CHRISTOPHER RICE is the author
of the New York Times bestselling novels, A Density
of Souls and The Snow Garden, and the current thriller
set in West Hollywood and central California, Light Before Day.
He now lives and works in West Hollywood, California. He writes
a regular column for The Advocate and is a sought after
participant on numerous writing panels throughout California and
the rest of the country. Among influences in his life and writing,
he has cited Paul Monette’s Becoming a Man: Half a Life Story.
VICTORIA STEELE is head of
the UCLA Charles E. Young Research Library Department of Special
Collections. A former Fulbright Scholar to the United Kingdom, she
holds a Ph.D. in art history from the University of Southern California
with a specialty in design, her dissertation topic being the British
fashion designer Lucile, Lady Duff Gordon. She lectures frequently
on topics in art and fashion history, most recently on Daumier.
She serves on numerous nonprofit boards and is the author of an
award-winning book on library development.
MARK THOMPSON is a former
Senior Editor of The Advocate, founded in Los Angeles,
the first and longest-lived gay liberation political and arts journal.

Exercises to complete:
- 1) Write out the part of the bios from "He now lives" to "on library development.".
- 2) Name every book title that appears in the bios.
- 3) Keep the bios going from the point where they end.
The lines here have nothing to do with the work.

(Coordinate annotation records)
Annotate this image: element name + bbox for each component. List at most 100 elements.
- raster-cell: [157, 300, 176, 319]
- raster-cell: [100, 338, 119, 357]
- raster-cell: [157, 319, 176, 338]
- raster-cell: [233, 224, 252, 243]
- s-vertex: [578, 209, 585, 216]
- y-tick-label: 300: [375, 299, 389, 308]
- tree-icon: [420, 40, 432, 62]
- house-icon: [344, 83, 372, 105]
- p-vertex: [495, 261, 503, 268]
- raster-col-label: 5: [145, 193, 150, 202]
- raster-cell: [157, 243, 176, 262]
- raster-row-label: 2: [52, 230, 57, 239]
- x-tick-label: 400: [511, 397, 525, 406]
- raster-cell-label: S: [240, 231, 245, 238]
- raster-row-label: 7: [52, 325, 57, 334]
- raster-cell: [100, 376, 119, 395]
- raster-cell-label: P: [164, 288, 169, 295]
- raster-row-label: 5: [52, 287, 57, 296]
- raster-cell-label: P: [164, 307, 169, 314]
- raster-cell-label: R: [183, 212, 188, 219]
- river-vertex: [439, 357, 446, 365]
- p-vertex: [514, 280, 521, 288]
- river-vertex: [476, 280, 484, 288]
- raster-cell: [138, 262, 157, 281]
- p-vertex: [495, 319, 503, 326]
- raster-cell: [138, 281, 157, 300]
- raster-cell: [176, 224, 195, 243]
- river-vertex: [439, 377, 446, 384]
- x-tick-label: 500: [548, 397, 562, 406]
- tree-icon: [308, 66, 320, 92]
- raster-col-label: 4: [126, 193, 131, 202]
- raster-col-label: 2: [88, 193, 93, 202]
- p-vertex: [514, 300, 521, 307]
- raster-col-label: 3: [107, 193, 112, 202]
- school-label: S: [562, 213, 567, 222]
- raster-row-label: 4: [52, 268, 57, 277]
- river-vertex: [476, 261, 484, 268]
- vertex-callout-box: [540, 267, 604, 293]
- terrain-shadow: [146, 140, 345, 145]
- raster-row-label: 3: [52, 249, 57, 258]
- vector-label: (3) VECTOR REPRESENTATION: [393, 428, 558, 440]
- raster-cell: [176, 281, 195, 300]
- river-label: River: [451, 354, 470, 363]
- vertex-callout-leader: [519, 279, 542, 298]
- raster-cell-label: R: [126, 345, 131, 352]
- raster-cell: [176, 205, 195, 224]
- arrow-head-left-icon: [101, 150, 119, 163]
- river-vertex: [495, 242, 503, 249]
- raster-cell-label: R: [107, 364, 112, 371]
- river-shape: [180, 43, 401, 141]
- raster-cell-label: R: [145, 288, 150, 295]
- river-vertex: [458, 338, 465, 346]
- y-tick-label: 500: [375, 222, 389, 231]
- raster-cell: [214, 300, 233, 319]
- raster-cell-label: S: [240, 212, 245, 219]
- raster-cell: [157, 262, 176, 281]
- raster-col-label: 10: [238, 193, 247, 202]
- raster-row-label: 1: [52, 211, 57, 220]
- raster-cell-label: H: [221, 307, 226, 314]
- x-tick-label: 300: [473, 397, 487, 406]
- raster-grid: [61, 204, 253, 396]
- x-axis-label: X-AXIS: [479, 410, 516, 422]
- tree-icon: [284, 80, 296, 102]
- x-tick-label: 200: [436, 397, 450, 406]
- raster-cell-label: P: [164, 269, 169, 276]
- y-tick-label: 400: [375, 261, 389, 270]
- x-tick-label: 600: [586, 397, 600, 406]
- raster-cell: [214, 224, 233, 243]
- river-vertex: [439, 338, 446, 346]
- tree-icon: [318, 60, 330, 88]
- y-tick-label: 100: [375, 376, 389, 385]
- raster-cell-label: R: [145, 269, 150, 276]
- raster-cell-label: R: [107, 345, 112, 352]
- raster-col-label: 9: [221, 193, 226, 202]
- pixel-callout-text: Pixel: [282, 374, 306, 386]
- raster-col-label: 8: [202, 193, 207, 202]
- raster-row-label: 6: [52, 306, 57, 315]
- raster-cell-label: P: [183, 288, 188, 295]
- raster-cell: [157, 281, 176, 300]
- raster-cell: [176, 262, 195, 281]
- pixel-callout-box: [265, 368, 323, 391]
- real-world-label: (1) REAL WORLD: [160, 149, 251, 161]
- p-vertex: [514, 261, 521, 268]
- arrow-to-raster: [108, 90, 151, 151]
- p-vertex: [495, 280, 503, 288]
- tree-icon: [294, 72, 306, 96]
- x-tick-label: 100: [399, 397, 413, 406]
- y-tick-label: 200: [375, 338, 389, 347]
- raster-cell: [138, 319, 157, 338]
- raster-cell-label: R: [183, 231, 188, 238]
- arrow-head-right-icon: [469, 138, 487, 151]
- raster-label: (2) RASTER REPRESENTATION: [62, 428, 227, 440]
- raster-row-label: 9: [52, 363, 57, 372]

Written responses:
- 1)
He now lives and works in West Hollywood, California. He writes
a regular column for The Advocate and is a sought after
participant on numerous writing panels throughout California and
the rest of the country. Among influences in his life and writing,
he has cited Paul Monette’s Becoming a Man: Half a Life Story.
VICTORIA STEELE is head of
the UCLA Charles E. Young Research Library Department of Special
Collections. A former Fulbright Scholar to the United Kingdom, she
holds a Ph.D. in art history from the University of Southern California
with a specialty in design, her dissertation topic being the British
fashion designer Lucile, Lady Duff Gordon. She lectures frequently
on topics in art and fashion history, most recently on Daumier.
She serves on numerous nonprofit boards and is the author of an
award-winning book on library development.

- 2)
A Density of Souls
The Snow Garden
Light Before Day
Becoming a Man: Half a Life Story

- 3)
He produced one issue with Paul Monette featured on the cover. Thompson
is an author, editor, and photographer, most known for his seminal
works on gay spirit, including, Gay Spirit: Myth and Meaning,
reprinted 2005. He has just finished a traveling show of portraits
of pioneer gay leaders and gurus, many of whom were interviewed
for Gay Spirit. He is also a psychotherapist. Among numerous
community services, he has served as vice president, ONE National
Gay & Lesbian Archives, and he is on the Advisory Committee
of the Monette-Horwitz Trust. He lives in Los Angeles with his partner
Episcopal priest and writer Malcolm Boyd. On the occasion of this
exhibit and conference, Thompson has donated to the UCLA Library
his portrait photograph of Paul Monette.
WINSTON WILDE is an alumnus
of Antioch University and is a psychotherapist with offices in Beverly
Hills, California. He is also a professor of Sexuality and Gender
Studies and has conducted pioneering research into the sexualities
of blind persons. His book exploring patterns of queer love is in
publication. He is the surviving lover of Paul Monette and chairs
the Advisory Committee of the Monette-Horwitz Trust. The Trust,
according to the wishes of Paul Monette who endowed the Trust, has
to date granted 26 awards to individuals and organizations fighting
to eradicate homophbobia.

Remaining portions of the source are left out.